## JOB
Repeat the data word for word. Do not include the pictures.

## Structured figure records
╔══

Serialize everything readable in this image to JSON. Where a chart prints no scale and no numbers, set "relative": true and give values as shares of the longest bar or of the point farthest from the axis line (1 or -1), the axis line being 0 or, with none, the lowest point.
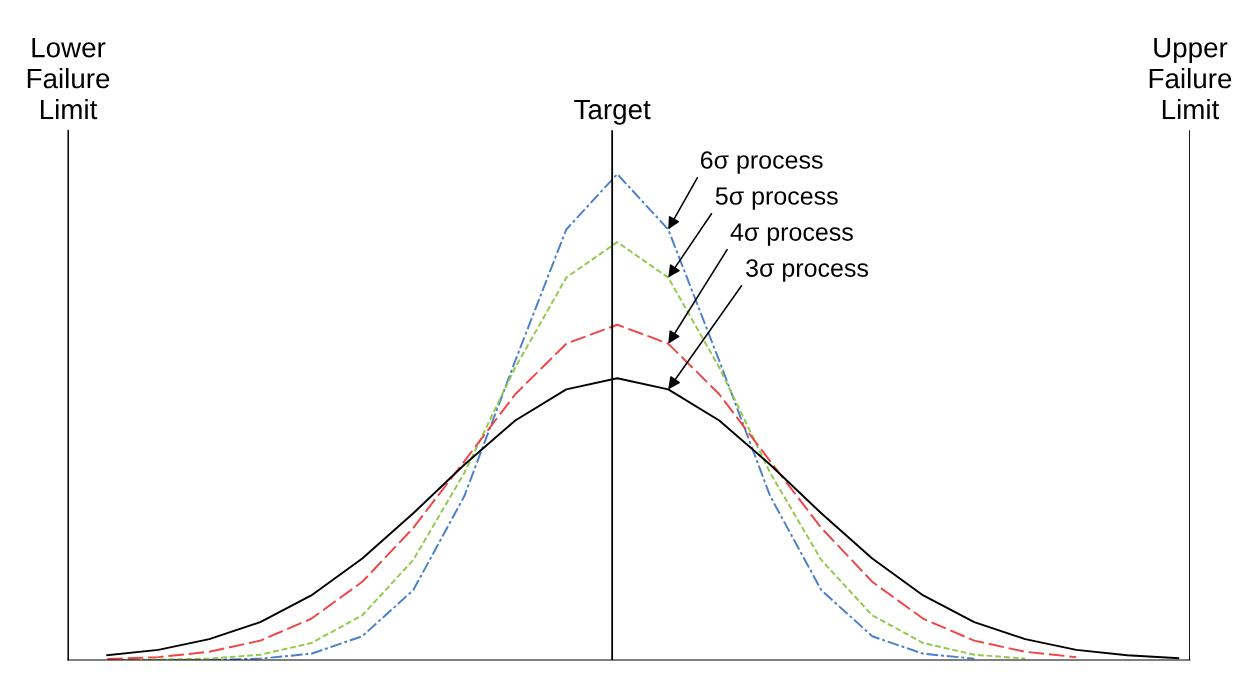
{
  "chart_data": {
    "type": "line",
    "relative": true,
    "categories": [
      null,
      null,
      null,
      null,
      null,
      null,
      null,
      null,
      null,
      null,
      null,
      null,
      null,
      null,
      null,
      null,
      null,
      null,
      null,
      null,
      null,
      null
    ],
    "grid": false,
    "series": [
      {
        "color": "#4a7fc9",
        "line_style": "dashdot",
        "values": [
          0,
          0,
          0,
          0.003,
          0.013,
          0.049,
          0.144,
          0.337,
          0.616,
          0.886,
          1,
          0.886,
          0.616,
          0.337,
          0.144,
          0.049,
          0.013,
          0.003,
          null,
          null,
          null,
          null
        ]
      },
      {
        "color": "#92c94a",
        "line_style": "dashed",
        "values": [
          0,
          0.001,
          0.003,
          0.011,
          0.035,
          0.092,
          0.206,
          0.385,
          0.602,
          0.787,
          0.86,
          0.787,
          0.602,
          0.385,
          0.206,
          0.092,
          0.035,
          0.011,
          0.003,
          null,
          null,
          null
        ]
      },
      {
        "color": "#f04545",
        "line_style": "longdash",
        "values": [
          0.002,
          0.006,
          0.017,
          0.04,
          0.085,
          0.161,
          0.272,
          0.409,
          0.547,
          0.651,
          0.69,
          0.651,
          0.547,
          0.409,
          0.272,
          0.161,
          0.085,
          0.04,
          0.017,
          0.006,
          null,
          null
        ]
      },
      {
        "color": "#000000",
        "line_style": "solid",
        "values": [
          0.01,
          0.021,
          0.043,
          0.078,
          0.133,
          0.209,
          0.302,
          0.402,
          0.493,
          0.557,
          0.58,
          0.557,
          0.493,
          0.402,
          0.302,
          0.209,
          0.133,
          0.078,
          0.043,
          0.021,
          0.01,
          0.004
        ]
      }
    ],
    "annotations": [
      "Lower Failure Limit",
      "Target",
      "Upper Failure Limit",
      "6σ process",
      "5σ process",
      "4σ process",
      "3σ process"
    ]
  }
}
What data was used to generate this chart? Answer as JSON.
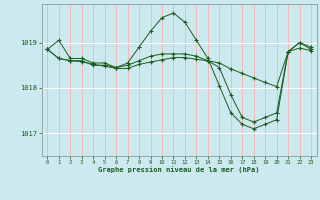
{
  "title": "Graphe pression niveau de la mer (hPa)",
  "background_color": "#cce9f0",
  "grid_color": "#ffffff",
  "vgrid_color": "#f5b8b8",
  "line_color": "#1a5c1a",
  "x_ticks": [
    0,
    1,
    2,
    3,
    4,
    5,
    6,
    7,
    8,
    9,
    10,
    11,
    12,
    13,
    14,
    15,
    16,
    17,
    18,
    19,
    20,
    21,
    22,
    23
  ],
  "y_ticks": [
    1017,
    1018,
    1019
  ],
  "ylim": [
    1016.5,
    1019.85
  ],
  "xlim": [
    -0.5,
    23.5
  ],
  "series": [
    [
      1018.85,
      1019.05,
      1018.65,
      1018.65,
      1018.55,
      1018.55,
      1018.45,
      1018.55,
      1018.9,
      1019.25,
      1019.55,
      1019.65,
      1019.45,
      1019.05,
      1018.65,
      1018.05,
      1017.45,
      1017.2,
      1017.1,
      1017.2,
      1017.3,
      1018.8,
      1019.0,
      1018.85
    ],
    [
      1018.85,
      1018.65,
      1018.6,
      1018.6,
      1018.5,
      1018.5,
      1018.45,
      1018.5,
      1018.6,
      1018.7,
      1018.75,
      1018.75,
      1018.75,
      1018.7,
      1018.6,
      1018.45,
      1017.85,
      1017.35,
      1017.25,
      1017.35,
      1017.45,
      1018.8,
      1019.0,
      1018.9
    ],
    [
      1018.85,
      1018.65,
      1018.6,
      1018.58,
      1018.52,
      1018.48,
      1018.43,
      1018.43,
      1018.52,
      1018.57,
      1018.62,
      1018.67,
      1018.67,
      1018.63,
      1018.6,
      1018.55,
      1018.42,
      1018.32,
      1018.22,
      1018.12,
      1018.03,
      1018.8,
      1018.88,
      1018.82
    ]
  ]
}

╚══

## RESULT
Serialize everything readable in this image to JSON. Where a chart prints no scale and no numbers, set "relative": true and give values as shares of the longest bar or of the point farthest from the axis line (1 or -1), the axis line being 0 or, with none, the lowest point.
{
  "chart_data": {
    "type": "line",
    "relative": true,
    "categories": [
      null,
      null,
      null,
      null,
      null,
      null,
      null,
      null,
      null,
      null,
      null,
      null,
      null,
      null,
      null,
      null,
      null,
      null,
      null,
      null,
      null,
      null
    ],
    "grid": false,
    "series": [
      {
        "color": "#4a7fc9",
        "line_style": "dashdot",
        "values": [
          0,
          0,
          0,
          0.003,
          0.013,
          0.049,
          0.144,
          0.337,
          0.616,
          0.886,
          1,
          0.886,
          0.616,
          0.337,
          0.144,
          0.049,
          0.013,
          0.003,
          null,
          null,
          null,
          null
        ]
      },
      {
        "color": "#92c94a",
        "line_style": "dashed",
        "values": [
          0,
          0.001,
          0.003,
          0.011,
          0.035,
          0.092,
          0.206,
          0.385,
          0.602,
          0.787,
          0.86,
          0.787,
          0.602,
          0.385,
          0.206,
          0.092,
          0.035,
          0.011,
          0.003,
          null,
          null,
          null
        ]
      },
      {
        "color": "#f04545",
        "line_style": "longdash",
        "values": [
          0.002,
          0.006,
          0.017,
          0.04,
          0.085,
          0.161,
          0.272,
          0.409,
          0.547,
          0.651,
          0.69,
          0.651,
          0.547,
          0.409,
          0.272,
          0.161,
          0.085,
          0.04,
          0.017,
          0.006,
          null,
          null
        ]
      },
      {
        "color": "#000000",
        "line_style": "solid",
        "values": [
          0.01,
          0.021,
          0.043,
          0.078,
          0.133,
          0.209,
          0.302,
          0.402,
          0.493,
          0.557,
          0.58,
          0.557,
          0.493,
          0.402,
          0.302,
          0.209,
          0.133,
          0.078,
          0.043,
          0.021,
          0.01,
          0.004
        ]
      }
    ],
    "annotations": [
      "Lower Failure Limit",
      "Target",
      "Upper Failure Limit",
      "6σ process",
      "5σ process",
      "4σ process",
      "3σ process"
    ]
  }
}
What data was used to generate this chart? Answer as JSON.
{
  "title": "Graphe pression niveau de la mer (hPa)",
  "background_color": "#cce9f0",
  "grid_color": "#ffffff",
  "vgrid_color": "#f5b8b8",
  "line_color": "#1a5c1a",
  "x_ticks": [
    0,
    1,
    2,
    3,
    4,
    5,
    6,
    7,
    8,
    9,
    10,
    11,
    12,
    13,
    14,
    15,
    16,
    17,
    18,
    19,
    20,
    21,
    22,
    23
  ],
  "y_ticks": [
    1017,
    1018,
    1019
  ],
  "ylim": [
    1016.5,
    1019.85
  ],
  "xlim": [
    -0.5,
    23.5
  ],
  "series": [
    [
      1018.85,
      1019.05,
      1018.65,
      1018.65,
      1018.55,
      1018.55,
      1018.45,
      1018.55,
      1018.9,
      1019.25,
      1019.55,
      1019.65,
      1019.45,
      1019.05,
      1018.65,
      1018.05,
      1017.45,
      1017.2,
      1017.1,
      1017.2,
      1017.3,
      1018.8,
      1019.0,
      1018.85
    ],
    [
      1018.85,
      1018.65,
      1018.6,
      1018.6,
      1018.5,
      1018.5,
      1018.45,
      1018.5,
      1018.6,
      1018.7,
      1018.75,
      1018.75,
      1018.75,
      1018.7,
      1018.6,
      1018.45,
      1017.85,
      1017.35,
      1017.25,
      1017.35,
      1017.45,
      1018.8,
      1019.0,
      1018.9
    ],
    [
      1018.85,
      1018.65,
      1018.6,
      1018.58,
      1018.52,
      1018.48,
      1018.43,
      1018.43,
      1018.52,
      1018.57,
      1018.62,
      1018.67,
      1018.67,
      1018.63,
      1018.6,
      1018.55,
      1018.42,
      1018.32,
      1018.22,
      1018.12,
      1018.03,
      1018.8,
      1018.88,
      1018.82
    ]
  ]
}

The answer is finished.